— Start of Data section —

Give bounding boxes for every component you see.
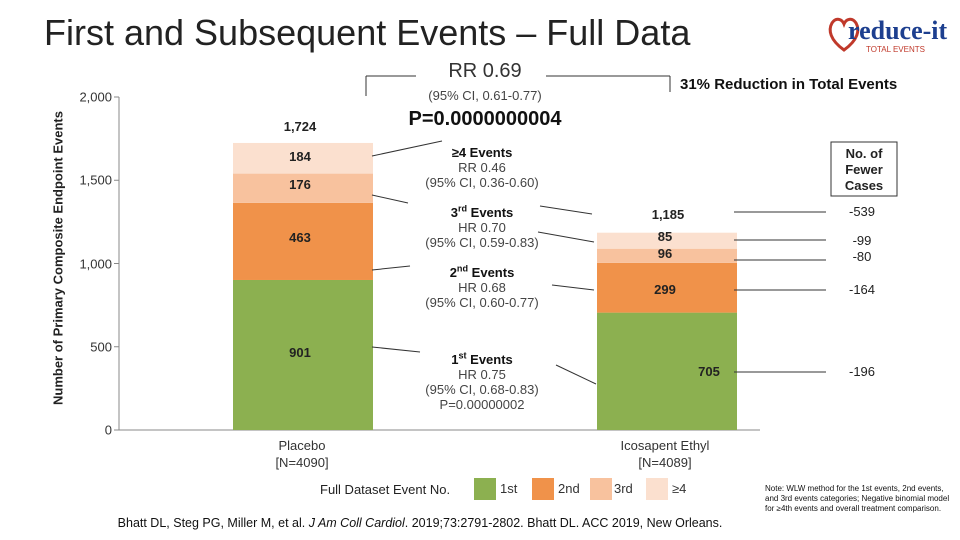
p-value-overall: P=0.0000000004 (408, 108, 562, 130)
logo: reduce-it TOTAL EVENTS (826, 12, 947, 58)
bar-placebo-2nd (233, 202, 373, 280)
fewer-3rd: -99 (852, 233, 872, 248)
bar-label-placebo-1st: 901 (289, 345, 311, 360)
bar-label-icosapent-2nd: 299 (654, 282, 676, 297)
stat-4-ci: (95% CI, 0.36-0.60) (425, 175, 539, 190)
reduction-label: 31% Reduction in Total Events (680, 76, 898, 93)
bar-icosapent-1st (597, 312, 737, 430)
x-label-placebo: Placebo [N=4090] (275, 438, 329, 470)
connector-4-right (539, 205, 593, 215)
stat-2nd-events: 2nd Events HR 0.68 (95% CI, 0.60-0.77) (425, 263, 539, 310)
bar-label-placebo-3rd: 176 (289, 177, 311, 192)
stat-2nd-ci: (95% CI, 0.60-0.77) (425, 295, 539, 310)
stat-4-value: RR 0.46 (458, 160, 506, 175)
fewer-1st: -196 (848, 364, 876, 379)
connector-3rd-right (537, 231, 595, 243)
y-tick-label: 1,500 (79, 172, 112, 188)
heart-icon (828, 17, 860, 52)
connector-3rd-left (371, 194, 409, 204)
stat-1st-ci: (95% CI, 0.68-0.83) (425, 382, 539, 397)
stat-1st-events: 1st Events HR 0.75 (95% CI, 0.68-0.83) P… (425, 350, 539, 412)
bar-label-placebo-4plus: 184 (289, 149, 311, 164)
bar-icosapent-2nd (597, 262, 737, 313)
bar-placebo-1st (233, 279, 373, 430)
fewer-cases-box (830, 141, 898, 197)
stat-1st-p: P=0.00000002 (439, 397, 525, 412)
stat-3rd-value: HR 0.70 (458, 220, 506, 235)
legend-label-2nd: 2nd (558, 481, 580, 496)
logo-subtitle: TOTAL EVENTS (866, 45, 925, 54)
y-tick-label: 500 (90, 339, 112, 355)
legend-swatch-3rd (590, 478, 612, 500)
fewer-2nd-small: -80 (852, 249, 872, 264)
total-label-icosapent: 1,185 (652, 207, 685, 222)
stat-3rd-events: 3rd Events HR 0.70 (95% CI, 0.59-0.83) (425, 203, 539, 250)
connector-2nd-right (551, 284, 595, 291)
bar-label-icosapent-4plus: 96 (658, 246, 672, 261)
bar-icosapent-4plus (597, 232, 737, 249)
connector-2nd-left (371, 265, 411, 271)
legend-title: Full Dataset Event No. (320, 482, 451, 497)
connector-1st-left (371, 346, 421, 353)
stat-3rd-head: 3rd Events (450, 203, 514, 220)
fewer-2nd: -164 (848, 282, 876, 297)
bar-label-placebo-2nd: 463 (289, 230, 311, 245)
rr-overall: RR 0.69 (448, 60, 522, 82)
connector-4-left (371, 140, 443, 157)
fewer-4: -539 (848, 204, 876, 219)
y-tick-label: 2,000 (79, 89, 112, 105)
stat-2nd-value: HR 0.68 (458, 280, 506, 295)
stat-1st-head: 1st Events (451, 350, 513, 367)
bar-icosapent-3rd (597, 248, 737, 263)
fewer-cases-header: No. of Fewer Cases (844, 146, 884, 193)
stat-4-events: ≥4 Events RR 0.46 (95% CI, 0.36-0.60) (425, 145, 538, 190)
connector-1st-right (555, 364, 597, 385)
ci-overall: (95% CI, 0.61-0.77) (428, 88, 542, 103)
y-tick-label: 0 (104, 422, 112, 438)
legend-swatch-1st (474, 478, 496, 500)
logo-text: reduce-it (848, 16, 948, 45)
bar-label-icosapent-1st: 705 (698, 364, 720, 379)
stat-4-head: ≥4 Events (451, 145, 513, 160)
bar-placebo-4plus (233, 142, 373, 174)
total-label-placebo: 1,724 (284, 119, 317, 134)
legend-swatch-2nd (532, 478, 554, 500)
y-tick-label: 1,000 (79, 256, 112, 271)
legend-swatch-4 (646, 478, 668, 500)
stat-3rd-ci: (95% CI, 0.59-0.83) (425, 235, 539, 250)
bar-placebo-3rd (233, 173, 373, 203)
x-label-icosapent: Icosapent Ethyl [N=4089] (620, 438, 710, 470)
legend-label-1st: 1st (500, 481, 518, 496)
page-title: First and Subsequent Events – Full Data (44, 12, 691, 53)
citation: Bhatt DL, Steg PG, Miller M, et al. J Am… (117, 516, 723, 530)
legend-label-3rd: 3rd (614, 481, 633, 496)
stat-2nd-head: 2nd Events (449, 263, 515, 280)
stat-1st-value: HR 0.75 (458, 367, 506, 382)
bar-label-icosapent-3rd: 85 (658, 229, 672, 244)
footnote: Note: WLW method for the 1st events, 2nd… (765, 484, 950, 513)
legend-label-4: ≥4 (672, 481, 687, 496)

— End of Data section —

Locate each line above that contains the string "right" and copy those lines out in full.

connector-4-right (539, 205, 593, 215)
connector-3rd-right (537, 231, 595, 243)
connector-2nd-right (551, 284, 595, 291)
connector-1st-right (555, 364, 597, 385)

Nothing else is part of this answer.